• Dataset rows about figures
☆ ☆ ☆

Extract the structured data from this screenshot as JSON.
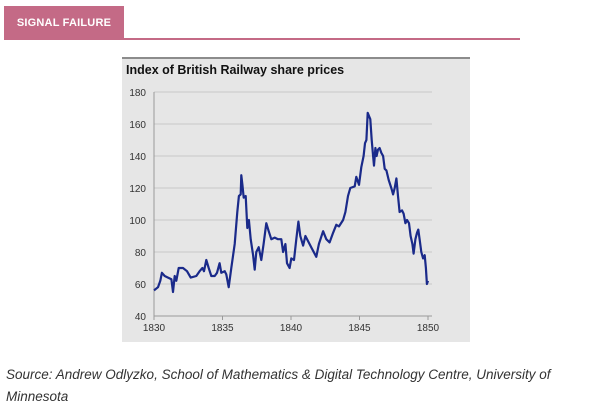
{
  "header": {
    "tab_label": "SIGNAL FAILURE",
    "accent_color": "#c46a86"
  },
  "chart_data": {
    "type": "line",
    "title": "Index of British Railway share prices",
    "xlabel": "",
    "ylabel": "",
    "xlim": [
      1830,
      1850
    ],
    "ylim": [
      40,
      180
    ],
    "xticks": [
      "1830",
      "1835",
      "1840",
      "1845",
      "1850"
    ],
    "yticks": [
      "40",
      "60",
      "80",
      "100",
      "120",
      "140",
      "160",
      "180"
    ],
    "grid": "horizontal",
    "line_color": "#1a2a8a",
    "x": [
      1830.0,
      1830.29,
      1830.46,
      1830.58,
      1830.78,
      1831.02,
      1831.27,
      1831.39,
      1831.51,
      1831.63,
      1831.8,
      1832.12,
      1832.41,
      1832.68,
      1833.09,
      1833.33,
      1833.53,
      1833.65,
      1833.82,
      1833.99,
      1834.18,
      1834.43,
      1834.6,
      1834.79,
      1834.91,
      1835.16,
      1835.28,
      1835.45,
      1835.64,
      1835.89,
      1836.08,
      1836.2,
      1836.33,
      1836.37,
      1836.45,
      1836.55,
      1836.69,
      1836.81,
      1836.93,
      1837.06,
      1837.23,
      1837.35,
      1837.47,
      1837.64,
      1837.83,
      1838.0,
      1838.2,
      1838.37,
      1838.56,
      1838.81,
      1839.05,
      1839.29,
      1839.42,
      1839.59,
      1839.71,
      1839.9,
      1840.02,
      1840.22,
      1840.39,
      1840.54,
      1840.68,
      1840.88,
      1841.05,
      1841.29,
      1841.53,
      1841.85,
      1842.04,
      1842.34,
      1842.58,
      1842.82,
      1843.07,
      1843.31,
      1843.5,
      1843.8,
      1843.97,
      1844.16,
      1844.33,
      1844.65,
      1844.77,
      1844.96,
      1845.13,
      1845.3,
      1845.4,
      1845.5,
      1845.6,
      1845.69,
      1845.79,
      1845.89,
      1845.99,
      1846.06,
      1846.16,
      1846.25,
      1846.35,
      1846.47,
      1846.59,
      1846.72,
      1846.84,
      1846.96,
      1847.13,
      1847.32,
      1847.45,
      1847.57,
      1847.69,
      1847.81,
      1847.93,
      1848.1,
      1848.22,
      1848.35,
      1848.47,
      1848.61,
      1848.73,
      1848.86,
      1848.95,
      1849.08,
      1849.2,
      1849.29,
      1849.39,
      1849.51,
      1849.64,
      1849.76,
      1849.85,
      1849.92,
      1850.0
    ],
    "y": [
      56,
      58,
      62,
      67,
      65,
      64,
      63,
      55,
      65,
      62,
      70,
      70,
      68,
      64,
      65,
      68,
      70,
      68,
      75,
      70,
      65,
      65,
      67,
      73,
      67,
      68,
      66,
      58,
      70,
      85,
      105,
      115,
      116,
      128,
      122,
      114,
      115,
      95,
      100,
      88,
      78,
      69,
      80,
      83,
      75,
      85,
      98,
      93,
      88,
      89,
      88,
      88,
      80,
      85,
      73,
      70,
      76,
      75,
      88,
      99,
      90,
      84,
      90,
      86,
      82,
      77,
      85,
      93,
      88,
      86,
      92,
      97,
      96,
      100,
      105,
      115,
      120,
      121,
      127,
      122,
      133,
      140,
      148,
      150,
      167,
      165,
      163,
      150,
      140,
      134,
      145,
      140,
      144,
      145,
      142,
      140,
      132,
      131,
      125,
      120,
      116,
      120,
      126,
      115,
      105,
      106,
      104,
      98,
      100,
      98,
      90,
      85,
      79,
      88,
      92,
      94,
      88,
      80,
      76,
      78,
      70,
      60,
      62
    ]
  },
  "source": "Source: Andrew Odlyzko, School of Mathematics & Digital Technology Centre, University of Minnesota"
}
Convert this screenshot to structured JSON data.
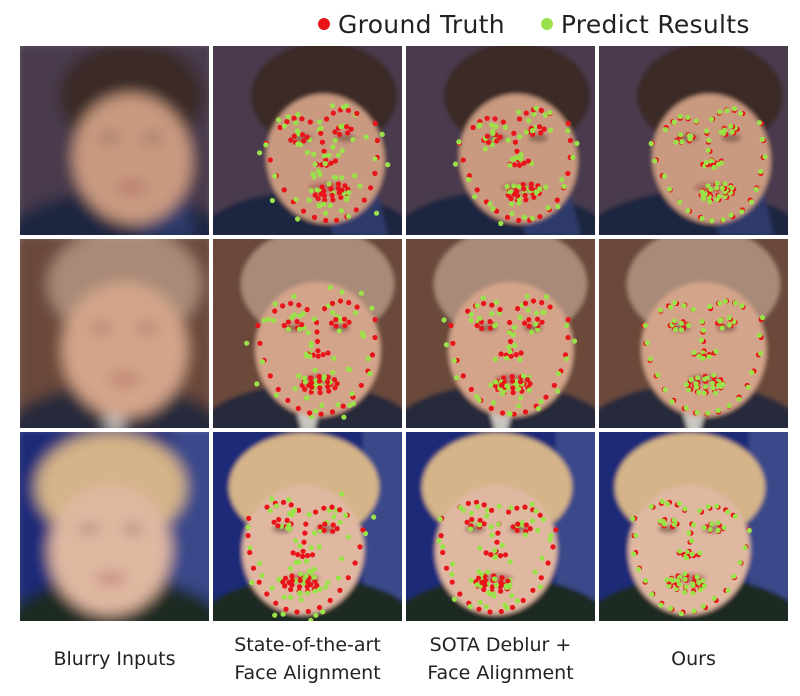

☆ ☆ ☆

Select and copy each line from the data that includes the word "screenshot".

Extract the structured data from this screenshot as JSON.
Convert this screenshot to structured JSON data.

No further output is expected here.